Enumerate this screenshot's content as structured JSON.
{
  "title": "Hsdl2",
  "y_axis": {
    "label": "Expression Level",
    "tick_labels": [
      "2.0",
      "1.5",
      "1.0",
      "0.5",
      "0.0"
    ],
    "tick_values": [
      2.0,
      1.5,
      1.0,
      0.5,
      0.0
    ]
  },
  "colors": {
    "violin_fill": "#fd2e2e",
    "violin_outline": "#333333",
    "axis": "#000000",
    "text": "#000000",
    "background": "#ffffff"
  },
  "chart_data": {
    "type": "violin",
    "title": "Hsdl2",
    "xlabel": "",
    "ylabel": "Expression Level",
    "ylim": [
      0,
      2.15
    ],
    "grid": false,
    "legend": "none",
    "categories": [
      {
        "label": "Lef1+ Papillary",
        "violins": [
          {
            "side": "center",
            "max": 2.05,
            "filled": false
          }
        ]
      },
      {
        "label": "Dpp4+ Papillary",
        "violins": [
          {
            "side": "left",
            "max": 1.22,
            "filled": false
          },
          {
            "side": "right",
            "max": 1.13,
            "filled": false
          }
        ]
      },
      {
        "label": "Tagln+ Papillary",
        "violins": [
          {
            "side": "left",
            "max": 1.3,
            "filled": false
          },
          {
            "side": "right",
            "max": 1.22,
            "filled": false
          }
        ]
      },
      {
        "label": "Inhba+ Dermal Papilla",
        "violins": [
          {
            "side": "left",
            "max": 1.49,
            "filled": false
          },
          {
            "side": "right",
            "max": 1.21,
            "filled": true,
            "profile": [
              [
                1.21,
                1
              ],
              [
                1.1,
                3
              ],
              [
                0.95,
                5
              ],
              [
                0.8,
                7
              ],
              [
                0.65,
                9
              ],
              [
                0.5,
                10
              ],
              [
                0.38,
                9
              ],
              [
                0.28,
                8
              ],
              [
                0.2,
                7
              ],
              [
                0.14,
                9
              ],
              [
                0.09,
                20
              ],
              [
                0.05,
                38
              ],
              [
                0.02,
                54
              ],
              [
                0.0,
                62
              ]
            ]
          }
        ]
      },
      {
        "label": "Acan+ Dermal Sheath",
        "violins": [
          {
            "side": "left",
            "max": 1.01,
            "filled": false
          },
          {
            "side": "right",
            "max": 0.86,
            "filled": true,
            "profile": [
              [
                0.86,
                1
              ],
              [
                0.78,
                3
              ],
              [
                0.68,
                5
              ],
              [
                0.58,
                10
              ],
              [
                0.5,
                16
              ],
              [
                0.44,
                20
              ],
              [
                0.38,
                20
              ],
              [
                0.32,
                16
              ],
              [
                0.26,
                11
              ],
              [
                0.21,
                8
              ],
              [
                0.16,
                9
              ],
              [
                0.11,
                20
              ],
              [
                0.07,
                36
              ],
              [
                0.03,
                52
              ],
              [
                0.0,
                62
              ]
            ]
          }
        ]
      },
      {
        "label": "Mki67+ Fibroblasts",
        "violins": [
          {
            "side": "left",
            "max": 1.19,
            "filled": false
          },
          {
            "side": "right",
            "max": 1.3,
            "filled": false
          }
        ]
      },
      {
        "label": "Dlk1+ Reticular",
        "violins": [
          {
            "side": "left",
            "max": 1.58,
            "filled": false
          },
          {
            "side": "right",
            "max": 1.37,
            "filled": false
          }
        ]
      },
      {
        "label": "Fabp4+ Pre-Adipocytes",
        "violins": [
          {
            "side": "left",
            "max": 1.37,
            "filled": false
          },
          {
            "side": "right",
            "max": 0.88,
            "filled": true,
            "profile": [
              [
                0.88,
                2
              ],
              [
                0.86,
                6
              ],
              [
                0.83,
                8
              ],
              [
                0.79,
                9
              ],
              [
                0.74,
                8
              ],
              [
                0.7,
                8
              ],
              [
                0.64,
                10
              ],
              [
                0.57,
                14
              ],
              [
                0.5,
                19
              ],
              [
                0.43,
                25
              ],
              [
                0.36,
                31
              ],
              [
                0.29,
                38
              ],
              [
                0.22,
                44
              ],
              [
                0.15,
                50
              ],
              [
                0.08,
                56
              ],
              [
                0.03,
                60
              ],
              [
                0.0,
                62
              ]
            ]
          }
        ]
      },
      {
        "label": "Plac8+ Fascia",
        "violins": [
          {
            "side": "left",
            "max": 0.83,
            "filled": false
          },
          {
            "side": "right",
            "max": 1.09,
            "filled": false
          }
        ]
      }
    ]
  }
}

************

Write out all the records above again, exactly as they stand.

- Full answer
Enumerate this screenshot's content as structured JSON.
{
  "title": "Hsdl2",
  "y_axis": {
    "label": "Expression Level",
    "tick_labels": [
      "2.0",
      "1.5",
      "1.0",
      "0.5",
      "0.0"
    ],
    "tick_values": [
      2.0,
      1.5,
      1.0,
      0.5,
      0.0
    ]
  },
  "colors": {
    "violin_fill": "#fd2e2e",
    "violin_outline": "#333333",
    "axis": "#000000",
    "text": "#000000",
    "background": "#ffffff"
  },
  "chart_data": {
    "type": "violin",
    "title": "Hsdl2",
    "xlabel": "",
    "ylabel": "Expression Level",
    "ylim": [
      0,
      2.15
    ],
    "grid": false,
    "legend": "none",
    "categories": [
      {
        "label": "Lef1+ Papillary",
        "violins": [
          {
            "side": "center",
            "max": 2.05,
            "filled": false
          }
        ]
      },
      {
        "label": "Dpp4+ Papillary",
        "violins": [
          {
            "side": "left",
            "max": 1.22,
            "filled": false
          },
          {
            "side": "right",
            "max": 1.13,
            "filled": false
          }
        ]
      },
      {
        "label": "Tagln+ Papillary",
        "violins": [
          {
            "side": "left",
            "max": 1.3,
            "filled": false
          },
          {
            "side": "right",
            "max": 1.22,
            "filled": false
          }
        ]
      },
      {
        "label": "Inhba+ Dermal Papilla",
        "violins": [
          {
            "side": "left",
            "max": 1.49,
            "filled": false
          },
          {
            "side": "right",
            "max": 1.21,
            "filled": true,
            "profile": [
              [
                1.21,
                1
              ],
              [
                1.1,
                3
              ],
              [
                0.95,
                5
              ],
              [
                0.8,
                7
              ],
              [
                0.65,
                9
              ],
              [
                0.5,
                10
              ],
              [
                0.38,
                9
              ],
              [
                0.28,
                8
              ],
              [
                0.2,
                7
              ],
              [
                0.14,
                9
              ],
              [
                0.09,
                20
              ],
              [
                0.05,
                38
              ],
              [
                0.02,
                54
              ],
              [
                0.0,
                62
              ]
            ]
          }
        ]
      },
      {
        "label": "Acan+ Dermal Sheath",
        "violins": [
          {
            "side": "left",
            "max": 1.01,
            "filled": false
          },
          {
            "side": "right",
            "max": 0.86,
            "filled": true,
            "profile": [
              [
                0.86,
                1
              ],
              [
                0.78,
                3
              ],
              [
                0.68,
                5
              ],
              [
                0.58,
                10
              ],
              [
                0.5,
                16
              ],
              [
                0.44,
                20
              ],
              [
                0.38,
                20
              ],
              [
                0.32,
                16
              ],
              [
                0.26,
                11
              ],
              [
                0.21,
                8
              ],
              [
                0.16,
                9
              ],
              [
                0.11,
                20
              ],
              [
                0.07,
                36
              ],
              [
                0.03,
                52
              ],
              [
                0.0,
                62
              ]
            ]
          }
        ]
      },
      {
        "label": "Mki67+ Fibroblasts",
        "violins": [
          {
            "side": "left",
            "max": 1.19,
            "filled": false
          },
          {
            "side": "right",
            "max": 1.3,
            "filled": false
          }
        ]
      },
      {
        "label": "Dlk1+ Reticular",
        "violins": [
          {
            "side": "left",
            "max": 1.58,
            "filled": false
          },
          {
            "side": "right",
            "max": 1.37,
            "filled": false
          }
        ]
      },
      {
        "label": "Fabp4+ Pre-Adipocytes",
        "violins": [
          {
            "side": "left",
            "max": 1.37,
            "filled": false
          },
          {
            "side": "right",
            "max": 0.88,
            "filled": true,
            "profile": [
              [
                0.88,
                2
              ],
              [
                0.86,
                6
              ],
              [
                0.83,
                8
              ],
              [
                0.79,
                9
              ],
              [
                0.74,
                8
              ],
              [
                0.7,
                8
              ],
              [
                0.64,
                10
              ],
              [
                0.57,
                14
              ],
              [
                0.5,
                19
              ],
              [
                0.43,
                25
              ],
              [
                0.36,
                31
              ],
              [
                0.29,
                38
              ],
              [
                0.22,
                44
              ],
              [
                0.15,
                50
              ],
              [
                0.08,
                56
              ],
              [
                0.03,
                60
              ],
              [
                0.0,
                62
              ]
            ]
          }
        ]
      },
      {
        "label": "Plac8+ Fascia",
        "violins": [
          {
            "side": "left",
            "max": 0.83,
            "filled": false
          },
          {
            "side": "right",
            "max": 1.09,
            "filled": false
          }
        ]
      }
    ]
  }
}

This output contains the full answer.